Task details. Copy the data that follows exactly. Include no pictures.

────────────────

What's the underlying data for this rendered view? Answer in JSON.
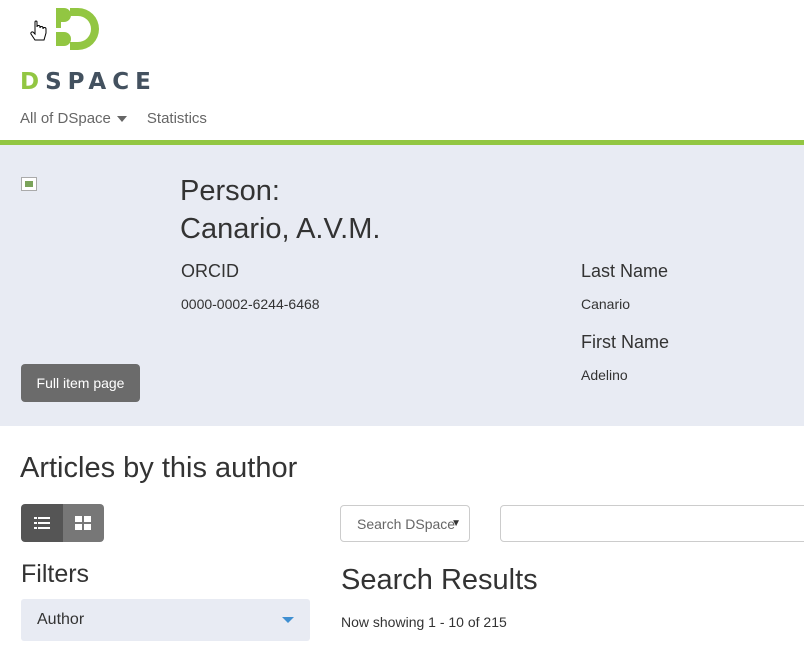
{
  "header": {
    "logo_text_accent": "D",
    "logo_text_rest": "SPACE",
    "nav": [
      {
        "label": "All of DSpace",
        "has_caret": true
      },
      {
        "label": "Statistics"
      }
    ]
  },
  "person": {
    "title_line1": "Person:",
    "title_line2": "Canario, A.V.M.",
    "orcid_label": "ORCID",
    "orcid_value": "0000-0002-6244-6468",
    "last_name_label": "Last Name",
    "last_name_value": "Canario",
    "first_name_label": "First Name",
    "first_name_value": "Adelino",
    "full_item_button": "Full item page"
  },
  "articles": {
    "title": "Articles by this author",
    "filters_title": "Filters",
    "filter_author": "Author",
    "scope_selected": "Search DSpace",
    "query_value": "",
    "results_title": "Search Results",
    "results_count": "Now showing 1 - 10 of 215"
  },
  "colors": {
    "brand_green": "#92c642",
    "banner_bg": "#e8ebf3"
  },
  "icons": [
    "dspace-logo-icon",
    "cursor-icon",
    "caret-down-icon",
    "image-placeholder-icon",
    "list-view-icon",
    "grid-view-icon",
    "filter-caret-icon",
    "select-arrow-icon"
  ]
}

────────────────

Task result.
What's the underlying data for this rendered view? Answer in JSON.
{
  "header": {
    "logo_text_accent": "D",
    "logo_text_rest": "SPACE",
    "nav": [
      {
        "label": "All of DSpace",
        "has_caret": true
      },
      {
        "label": "Statistics"
      }
    ]
  },
  "person": {
    "title_line1": "Person:",
    "title_line2": "Canario, A.V.M.",
    "orcid_label": "ORCID",
    "orcid_value": "0000-0002-6244-6468",
    "last_name_label": "Last Name",
    "last_name_value": "Canario",
    "first_name_label": "First Name",
    "first_name_value": "Adelino",
    "full_item_button": "Full item page"
  },
  "articles": {
    "title": "Articles by this author",
    "filters_title": "Filters",
    "filter_author": "Author",
    "scope_selected": "Search DSpace",
    "query_value": "",
    "results_title": "Search Results",
    "results_count": "Now showing 1 - 10 of 215"
  },
  "colors": {
    "brand_green": "#92c642",
    "banner_bg": "#e8ebf3"
  },
  "icons": [
    "dspace-logo-icon",
    "cursor-icon",
    "caret-down-icon",
    "image-placeholder-icon",
    "list-view-icon",
    "grid-view-icon",
    "filter-caret-icon",
    "select-arrow-icon"
  ]
}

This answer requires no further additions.